### Excerpted text
## Start

0
votes

(Test for students, please don't reply ;))

Hi all,

Im kinda new to R and I can't find a solution to my problem.
I have two columns in my dataframe: Sex and Age. I want to know the mean age of each sex.
And I want this answer to be a 2 by 2 table.

What i tried:
I can find the mean of both groups, but R adds them as a column to my dataframe.
Also, I know how to make a table with the outcome that I want, but that's ofcourse not with the orginal dataset.

What I want is a table of 2x2:
Sex AVG_age
Male 21.2
Female 21.5

Here below my code:

library(dplyr)

set.seed(13)

Sex <- sample(c("Male","Female"), 100, replace=TRUE, prob = c(0.53, 0.47))
Age <- sample((18:25),100,replace=T)

# Output with extra column
df_sex_age <- data.frame(Sex,Age) %>% 
  group_by(Sex) %>% 
  mutate(Avg_Age = mean(Age))
View(df_sex_age)

# What I want
data.frame(Sex = c("Male", "Female"),
                       Avg_Age = c(21.2, 21.5))
1
Just replace mutate() with summarise(), i.e. ... %>% summarise(Avg_Age = mean(Age))Darren Tsai

1 Answers

2
votes

You want to replace mutate() with summarize(). You can also use summarise() as an alias. The mutate() function calculates new values and creates a new column to return a data.frame with the same number of rows as the original. The summarize() function aggregates data based on the grouping variables, and creates new summary columns. The resulting data.frame has only the number of rows as the unique combinations of grouping variables, and only the grouping columns plus the new aggregate columns.

data.frame(Sex, Age) %>%
  group_by(Sex) %>%
  summarize(Ave_age = mean(Age))
# A tibble: 2 x 2
  Sex    Ave_age
  <chr>    <dbl>
1 Female    21.3
2 Male      21.6

## End

### Information provided

## Start

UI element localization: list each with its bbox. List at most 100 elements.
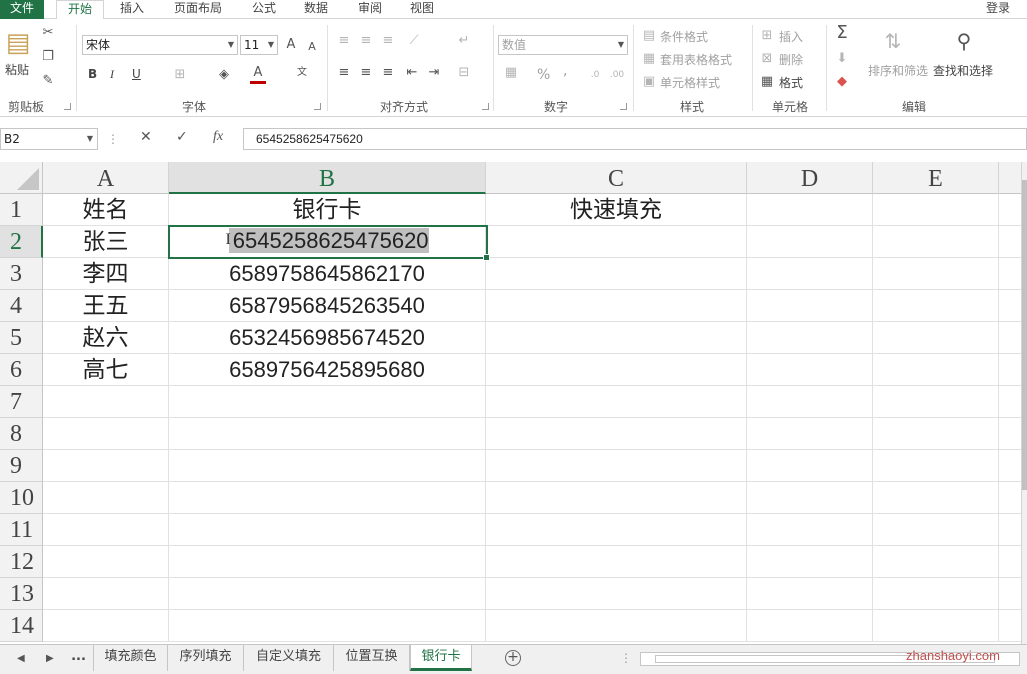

## End

### What is needed
Echo, word for word, the part of the thread on averaging age by sex in R starting at "I have two columns" and ending at "to my dataframe.".

### Task output
I have two columns in my dataframe: Sex and Age. I want to know the mean age of each sex.
And I want this answer to be a 2 by 2 table.

What i tried:
I can find the mean of both groups, but R adds them as a column to my dataframe.